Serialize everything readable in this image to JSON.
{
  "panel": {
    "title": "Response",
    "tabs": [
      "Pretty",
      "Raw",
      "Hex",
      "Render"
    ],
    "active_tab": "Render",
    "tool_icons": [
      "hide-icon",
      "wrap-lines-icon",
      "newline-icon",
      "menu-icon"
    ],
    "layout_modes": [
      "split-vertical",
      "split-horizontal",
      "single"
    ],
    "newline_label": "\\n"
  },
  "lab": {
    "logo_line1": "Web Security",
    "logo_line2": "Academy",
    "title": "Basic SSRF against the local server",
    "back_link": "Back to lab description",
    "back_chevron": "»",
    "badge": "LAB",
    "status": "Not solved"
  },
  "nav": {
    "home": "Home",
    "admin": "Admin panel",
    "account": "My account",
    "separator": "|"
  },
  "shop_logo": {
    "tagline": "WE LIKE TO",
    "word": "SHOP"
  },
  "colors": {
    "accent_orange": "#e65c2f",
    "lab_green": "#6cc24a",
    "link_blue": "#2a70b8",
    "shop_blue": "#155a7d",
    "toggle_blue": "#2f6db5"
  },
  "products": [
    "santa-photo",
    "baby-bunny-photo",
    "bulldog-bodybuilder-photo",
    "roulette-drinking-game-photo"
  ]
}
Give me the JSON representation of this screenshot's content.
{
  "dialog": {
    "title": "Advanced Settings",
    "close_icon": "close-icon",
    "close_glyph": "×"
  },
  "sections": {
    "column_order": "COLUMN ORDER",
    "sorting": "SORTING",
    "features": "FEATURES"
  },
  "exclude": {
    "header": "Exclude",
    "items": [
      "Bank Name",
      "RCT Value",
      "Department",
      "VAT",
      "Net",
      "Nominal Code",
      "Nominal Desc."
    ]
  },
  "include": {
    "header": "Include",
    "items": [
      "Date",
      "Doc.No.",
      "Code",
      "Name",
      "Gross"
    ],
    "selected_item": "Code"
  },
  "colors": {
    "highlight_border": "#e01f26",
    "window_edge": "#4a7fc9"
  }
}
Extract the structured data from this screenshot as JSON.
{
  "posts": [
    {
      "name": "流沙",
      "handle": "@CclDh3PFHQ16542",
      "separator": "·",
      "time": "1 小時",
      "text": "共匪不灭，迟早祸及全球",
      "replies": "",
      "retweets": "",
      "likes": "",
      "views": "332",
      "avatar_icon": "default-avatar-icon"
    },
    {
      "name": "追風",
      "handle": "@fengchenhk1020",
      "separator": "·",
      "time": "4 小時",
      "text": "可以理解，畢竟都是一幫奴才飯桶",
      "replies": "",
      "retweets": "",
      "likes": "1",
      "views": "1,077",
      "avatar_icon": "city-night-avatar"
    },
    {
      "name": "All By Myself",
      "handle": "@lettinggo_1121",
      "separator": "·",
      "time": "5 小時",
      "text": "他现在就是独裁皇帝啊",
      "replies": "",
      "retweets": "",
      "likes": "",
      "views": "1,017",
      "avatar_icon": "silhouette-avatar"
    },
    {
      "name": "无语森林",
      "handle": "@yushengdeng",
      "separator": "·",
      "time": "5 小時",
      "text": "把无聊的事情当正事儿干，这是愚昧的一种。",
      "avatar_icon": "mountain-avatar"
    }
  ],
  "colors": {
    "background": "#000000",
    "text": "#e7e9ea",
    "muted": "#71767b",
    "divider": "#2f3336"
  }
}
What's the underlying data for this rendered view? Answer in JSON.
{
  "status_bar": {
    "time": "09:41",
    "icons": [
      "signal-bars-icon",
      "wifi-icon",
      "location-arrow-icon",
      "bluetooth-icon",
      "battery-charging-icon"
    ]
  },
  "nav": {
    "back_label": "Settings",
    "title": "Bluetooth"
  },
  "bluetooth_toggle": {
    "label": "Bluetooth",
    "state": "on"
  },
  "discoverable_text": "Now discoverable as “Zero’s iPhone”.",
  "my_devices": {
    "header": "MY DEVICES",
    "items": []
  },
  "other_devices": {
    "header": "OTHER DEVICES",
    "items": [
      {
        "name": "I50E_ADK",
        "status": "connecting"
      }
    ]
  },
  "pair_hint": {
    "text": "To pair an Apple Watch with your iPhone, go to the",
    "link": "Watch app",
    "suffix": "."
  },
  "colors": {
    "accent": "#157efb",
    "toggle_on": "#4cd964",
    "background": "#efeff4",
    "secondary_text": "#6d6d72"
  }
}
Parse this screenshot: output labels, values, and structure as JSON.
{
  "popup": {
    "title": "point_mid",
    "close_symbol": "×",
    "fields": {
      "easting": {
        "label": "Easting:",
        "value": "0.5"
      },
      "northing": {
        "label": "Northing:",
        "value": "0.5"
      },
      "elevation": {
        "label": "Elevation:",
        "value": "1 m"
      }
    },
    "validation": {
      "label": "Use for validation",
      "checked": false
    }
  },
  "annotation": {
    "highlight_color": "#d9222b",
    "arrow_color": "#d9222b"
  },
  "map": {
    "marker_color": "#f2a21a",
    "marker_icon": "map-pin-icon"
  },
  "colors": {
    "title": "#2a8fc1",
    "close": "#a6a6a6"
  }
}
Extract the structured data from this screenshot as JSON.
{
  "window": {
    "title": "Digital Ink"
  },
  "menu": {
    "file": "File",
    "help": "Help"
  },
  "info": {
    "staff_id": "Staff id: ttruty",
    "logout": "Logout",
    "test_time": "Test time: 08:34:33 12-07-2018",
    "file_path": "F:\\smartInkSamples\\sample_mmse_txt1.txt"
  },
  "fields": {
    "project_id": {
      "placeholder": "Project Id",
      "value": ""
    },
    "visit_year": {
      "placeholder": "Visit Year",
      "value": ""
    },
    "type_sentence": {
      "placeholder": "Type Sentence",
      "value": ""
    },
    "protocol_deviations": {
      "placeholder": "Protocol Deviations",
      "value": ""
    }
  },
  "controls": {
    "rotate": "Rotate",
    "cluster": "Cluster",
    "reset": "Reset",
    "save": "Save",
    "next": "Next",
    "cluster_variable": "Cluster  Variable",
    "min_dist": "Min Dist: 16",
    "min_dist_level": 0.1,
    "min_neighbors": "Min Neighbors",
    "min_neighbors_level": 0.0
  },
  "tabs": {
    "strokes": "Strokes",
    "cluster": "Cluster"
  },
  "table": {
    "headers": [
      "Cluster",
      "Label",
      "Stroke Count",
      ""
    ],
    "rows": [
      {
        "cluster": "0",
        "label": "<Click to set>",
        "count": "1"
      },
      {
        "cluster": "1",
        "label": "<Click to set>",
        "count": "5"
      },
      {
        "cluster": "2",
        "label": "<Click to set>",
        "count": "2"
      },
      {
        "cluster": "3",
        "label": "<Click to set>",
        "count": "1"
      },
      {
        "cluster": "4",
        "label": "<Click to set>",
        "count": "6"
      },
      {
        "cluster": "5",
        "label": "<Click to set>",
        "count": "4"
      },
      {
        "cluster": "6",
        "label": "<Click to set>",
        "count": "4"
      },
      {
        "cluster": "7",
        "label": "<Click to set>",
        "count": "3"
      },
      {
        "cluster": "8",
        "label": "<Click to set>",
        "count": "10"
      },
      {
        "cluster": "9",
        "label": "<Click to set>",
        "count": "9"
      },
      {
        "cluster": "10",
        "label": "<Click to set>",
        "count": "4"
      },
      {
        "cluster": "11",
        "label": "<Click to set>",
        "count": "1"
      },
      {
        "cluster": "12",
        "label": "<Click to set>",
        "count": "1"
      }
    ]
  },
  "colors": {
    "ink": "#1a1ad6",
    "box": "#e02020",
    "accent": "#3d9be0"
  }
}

▶ PROBLEM STATEMENT: Copy out the data shown above without altering anything.

▶ PROBLEM SOLUTION:
Serialize everything readable in this image to JSON.
{
  "panel": {
    "title": "Response",
    "tabs": [
      "Pretty",
      "Raw",
      "Hex",
      "Render"
    ],
    "active_tab": "Render",
    "tool_icons": [
      "hide-icon",
      "wrap-lines-icon",
      "newline-icon",
      "menu-icon"
    ],
    "layout_modes": [
      "split-vertical",
      "split-horizontal",
      "single"
    ],
    "newline_label": "\\n"
  },
  "lab": {
    "logo_line1": "Web Security",
    "logo_line2": "Academy",
    "title": "Basic SSRF against the local server",
    "back_link": "Back to lab description",
    "back_chevron": "»",
    "badge": "LAB",
    "status": "Not solved"
  },
  "nav": {
    "home": "Home",
    "admin": "Admin panel",
    "account": "My account",
    "separator": "|"
  },
  "shop_logo": {
    "tagline": "WE LIKE TO",
    "word": "SHOP"
  },
  "colors": {
    "accent_orange": "#e65c2f",
    "lab_green": "#6cc24a",
    "link_blue": "#2a70b8",
    "shop_blue": "#155a7d",
    "toggle_blue": "#2f6db5"
  },
  "products": [
    "santa-photo",
    "baby-bunny-photo",
    "bulldog-bodybuilder-photo",
    "roulette-drinking-game-photo"
  ]
}
Give me the JSON representation of this screenshot's content.
{
  "dialog": {
    "title": "Advanced Settings",
    "close_icon": "close-icon",
    "close_glyph": "×"
  },
  "sections": {
    "column_order": "COLUMN ORDER",
    "sorting": "SORTING",
    "features": "FEATURES"
  },
  "exclude": {
    "header": "Exclude",
    "items": [
      "Bank Name",
      "RCT Value",
      "Department",
      "VAT",
      "Net",
      "Nominal Code",
      "Nominal Desc."
    ]
  },
  "include": {
    "header": "Include",
    "items": [
      "Date",
      "Doc.No.",
      "Code",
      "Name",
      "Gross"
    ],
    "selected_item": "Code"
  },
  "colors": {
    "highlight_border": "#e01f26",
    "window_edge": "#4a7fc9"
  }
}
Extract the structured data from this screenshot as JSON.
{
  "posts": [
    {
      "name": "流沙",
      "handle": "@CclDh3PFHQ16542",
      "separator": "·",
      "time": "1 小時",
      "text": "共匪不灭，迟早祸及全球",
      "replies": "",
      "retweets": "",
      "likes": "",
      "views": "332",
      "avatar_icon": "default-avatar-icon"
    },
    {
      "name": "追風",
      "handle": "@fengchenhk1020",
      "separator": "·",
      "time": "4 小時",
      "text": "可以理解，畢竟都是一幫奴才飯桶",
      "replies": "",
      "retweets": "",
      "likes": "1",
      "views": "1,077",
      "avatar_icon": "city-night-avatar"
    },
    {
      "name": "All By Myself",
      "handle": "@lettinggo_1121",
      "separator": "·",
      "time": "5 小時",
      "text": "他现在就是独裁皇帝啊",
      "replies": "",
      "retweets": "",
      "likes": "",
      "views": "1,017",
      "avatar_icon": "silhouette-avatar"
    },
    {
      "name": "无语森林",
      "handle": "@yushengdeng",
      "separator": "·",
      "time": "5 小時",
      "text": "把无聊的事情当正事儿干，这是愚昧的一种。",
      "avatar_icon": "mountain-avatar"
    }
  ],
  "colors": {
    "background": "#000000",
    "text": "#e7e9ea",
    "muted": "#71767b",
    "divider": "#2f3336"
  }
}
What's the underlying data for this rendered view? Answer in JSON.
{
  "status_bar": {
    "time": "09:41",
    "icons": [
      "signal-bars-icon",
      "wifi-icon",
      "location-arrow-icon",
      "bluetooth-icon",
      "battery-charging-icon"
    ]
  },
  "nav": {
    "back_label": "Settings",
    "title": "Bluetooth"
  },
  "bluetooth_toggle": {
    "label": "Bluetooth",
    "state": "on"
  },
  "discoverable_text": "Now discoverable as “Zero’s iPhone”.",
  "my_devices": {
    "header": "MY DEVICES",
    "items": []
  },
  "other_devices": {
    "header": "OTHER DEVICES",
    "items": [
      {
        "name": "I50E_ADK",
        "status": "connecting"
      }
    ]
  },
  "pair_hint": {
    "text": "To pair an Apple Watch with your iPhone, go to the",
    "link": "Watch app",
    "suffix": "."
  },
  "colors": {
    "accent": "#157efb",
    "toggle_on": "#4cd964",
    "background": "#efeff4",
    "secondary_text": "#6d6d72"
  }
}
Parse this screenshot: output labels, values, and structure as JSON.
{
  "popup": {
    "title": "point_mid",
    "close_symbol": "×",
    "fields": {
      "easting": {
        "label": "Easting:",
        "value": "0.5"
      },
      "northing": {
        "label": "Northing:",
        "value": "0.5"
      },
      "elevation": {
        "label": "Elevation:",
        "value": "1 m"
      }
    },
    "validation": {
      "label": "Use for validation",
      "checked": false
    }
  },
  "annotation": {
    "highlight_color": "#d9222b",
    "arrow_color": "#d9222b"
  },
  "map": {
    "marker_color": "#f2a21a",
    "marker_icon": "map-pin-icon"
  },
  "colors": {
    "title": "#2a8fc1",
    "close": "#a6a6a6"
  }
}
Extract the structured data from this screenshot as JSON.
{
  "window": {
    "title": "Digital Ink"
  },
  "menu": {
    "file": "File",
    "help": "Help"
  },
  "info": {
    "staff_id": "Staff id: ttruty",
    "logout": "Logout",
    "test_time": "Test time: 08:34:33 12-07-2018",
    "file_path": "F:\\smartInkSamples\\sample_mmse_txt1.txt"
  },
  "fields": {
    "project_id": {
      "placeholder": "Project Id",
      "value": ""
    },
    "visit_year": {
      "placeholder": "Visit Year",
      "value": ""
    },
    "type_sentence": {
      "placeholder": "Type Sentence",
      "value": ""
    },
    "protocol_deviations": {
      "placeholder": "Protocol Deviations",
      "value": ""
    }
  },
  "controls": {
    "rotate": "Rotate",
    "cluster": "Cluster",
    "reset": "Reset",
    "save": "Save",
    "next": "Next",
    "cluster_variable": "Cluster  Variable",
    "min_dist": "Min Dist: 16",
    "min_dist_level": 0.1,
    "min_neighbors": "Min Neighbors",
    "min_neighbors_level": 0.0
  },
  "tabs": {
    "strokes": "Strokes",
    "cluster": "Cluster"
  },
  "table": {
    "headers": [
      "Cluster",
      "Label",
      "Stroke Count",
      ""
    ],
    "rows": [
      {
        "cluster": "0",
        "label": "<Click to set>",
        "count": "1"
      },
      {
        "cluster": "1",
        "label": "<Click to set>",
        "count": "5"
      },
      {
        "cluster": "2",
        "label": "<Click to set>",
        "count": "2"
      },
      {
        "cluster": "3",
        "label": "<Click to set>",
        "count": "1"
      },
      {
        "cluster": "4",
        "label": "<Click to set>",
        "count": "6"
      },
      {
        "cluster": "5",
        "label": "<Click to set>",
        "count": "4"
      },
      {
        "cluster": "6",
        "label": "<Click to set>",
        "count": "4"
      },
      {
        "cluster": "7",
        "label": "<Click to set>",
        "count": "3"
      },
      {
        "cluster": "8",
        "label": "<Click to set>",
        "count": "10"
      },
      {
        "cluster": "9",
        "label": "<Click to set>",
        "count": "9"
      },
      {
        "cluster": "10",
        "label": "<Click to set>",
        "count": "4"
      },
      {
        "cluster": "11",
        "label": "<Click to set>",
        "count": "1"
      },
      {
        "cluster": "12",
        "label": "<Click to set>",
        "count": "1"
      }
    ]
  },
  "colors": {
    "ink": "#1a1ad6",
    "box": "#e02020",
    "accent": "#3d9be0"
  }
}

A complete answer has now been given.